Instructions to follow
Leave out the pictures and return every entry exactly as it appears.

Recorded information
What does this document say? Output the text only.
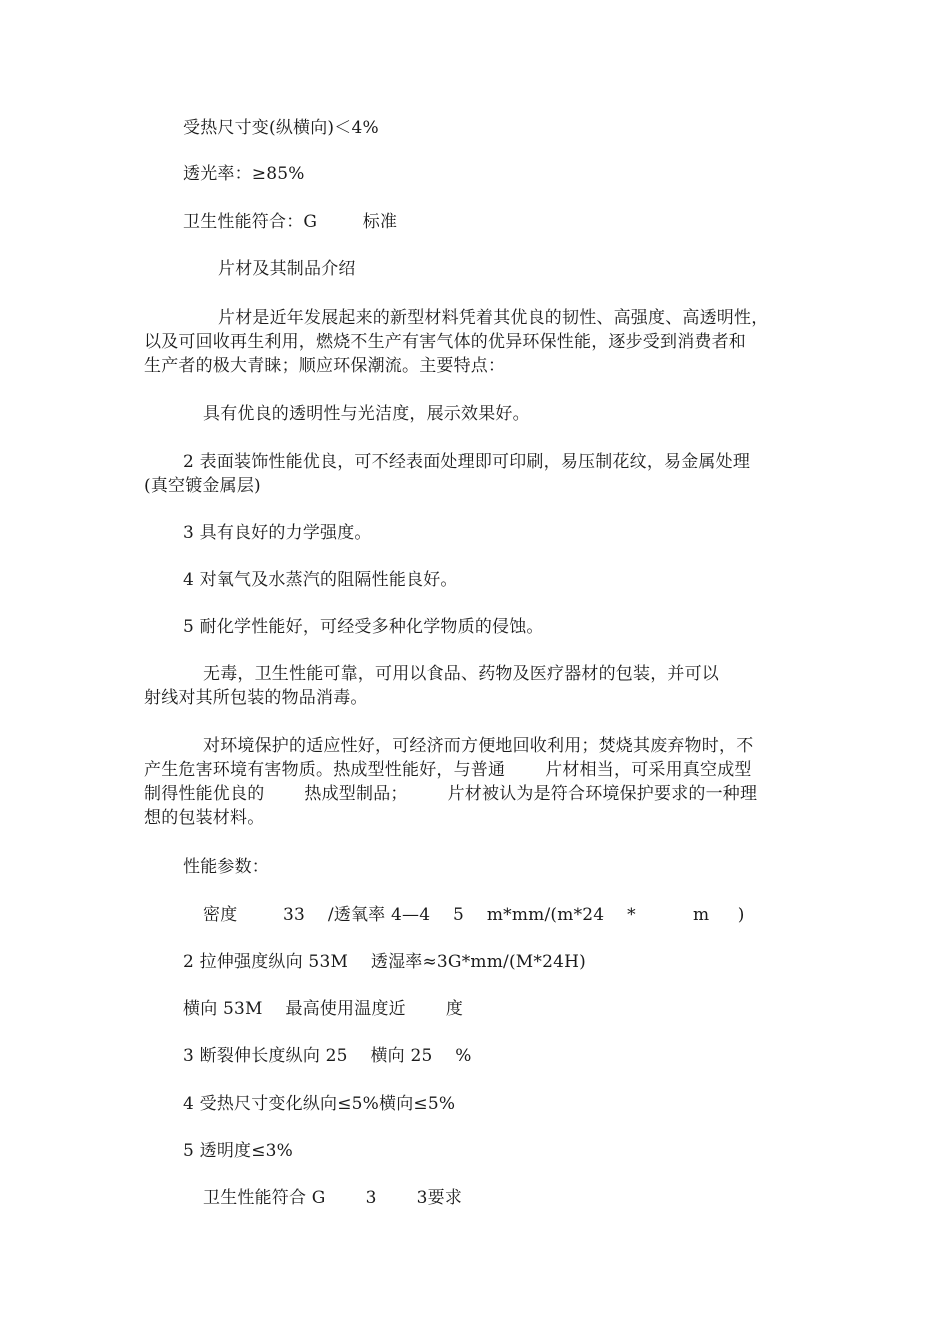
受热尺寸变(纵横向)＜4%
透光率：≥85%
卫生性能符合：G 　　 标准
片材及其制品介绍
片材是近年发展起来的新型材料凭着其优良的韧性、高强度、高透明性，
以及可回收再生利用，燃烧不生产有害气体的优异环保性能，逐步受到消费者和
生产者的极大青睐；顺应环保潮流。主要特点：
具有优良的透明性与光洁度，展示效果好。
2 表面装饰性能优良，可不经表面处理即可印刷，易压制花纹，易金属处理
(真空镀金属层)
3 具有良好的力学强度。
4 对氧气及水蒸汽的阻隔性能良好。
5 耐化学性能好，可经受多种化学物质的侵蚀。
无毒，卫生性能可靠，可用以食品、药物及医疗器材的包装，并可以
射线对其所包装的物品消毒。
对环境保护的适应性好，可经济而方便地回收利用；焚烧其废弃物时，不
产生危害环境有害物质。热成型性能好，与普通 　　片材相当，可采用真空成型
制得性能优良的 　　热成型制品； 　　片材被认为是符合环境保护要求的一种理
想的包装材料。
性能参数：
密度 　 　33 　/透氧率 4—4 　5 　m*mm/(m*24 　* 　　　m 　 )
2 拉伸强度纵向 53M 　透湿率≈3G*mm/(M*24H)
横向 53M 　最高使用温度近 　　度
3 断裂伸长度纵向 25 　横向 25 　%
4 受热尺寸变化纵向≤5%横向≤5%
5 透明度≤3%
卫生性能符合 G 　　3 　　3要求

Solution for this exercise
What does this document say? Output the text only.
受热尺寸变(纵横向)＜4%
透光率：≥85%
卫生性能符合：G 　　 标准
片材及其制品介绍
片材是近年发展起来的新型材料凭着其优良的韧性、高强度、高透明性，
以及可回收再生利用，燃烧不生产有害气体的优异环保性能，逐步受到消费者和
生产者的极大青睐；顺应环保潮流。主要特点：
具有优良的透明性与光洁度，展示效果好。
2 表面装饰性能优良，可不经表面处理即可印刷，易压制花纹，易金属处理
(真空镀金属层)
3 具有良好的力学强度。
4 对氧气及水蒸汽的阻隔性能良好。
5 耐化学性能好，可经受多种化学物质的侵蚀。
无毒，卫生性能可靠，可用以食品、药物及医疗器材的包装，并可以
射线对其所包装的物品消毒。
对环境保护的适应性好，可经济而方便地回收利用；焚烧其废弃物时，不
产生危害环境有害物质。热成型性能好，与普通 　　片材相当，可采用真空成型
制得性能优良的 　　热成型制品； 　　片材被认为是符合环境保护要求的一种理
想的包装材料。
性能参数：
密度 　 　33 　/透氧率 4—4 　5 　m*mm/(m*24 　* 　　　m 　 )
2 拉伸强度纵向 53M 　透湿率≈3G*mm/(M*24H)
横向 53M 　最高使用温度近 　　度
3 断裂伸长度纵向 25 　横向 25 　%
4 受热尺寸变化纵向≤5%横向≤5%
5 透明度≤3%
卫生性能符合 G 　　3 　　3要求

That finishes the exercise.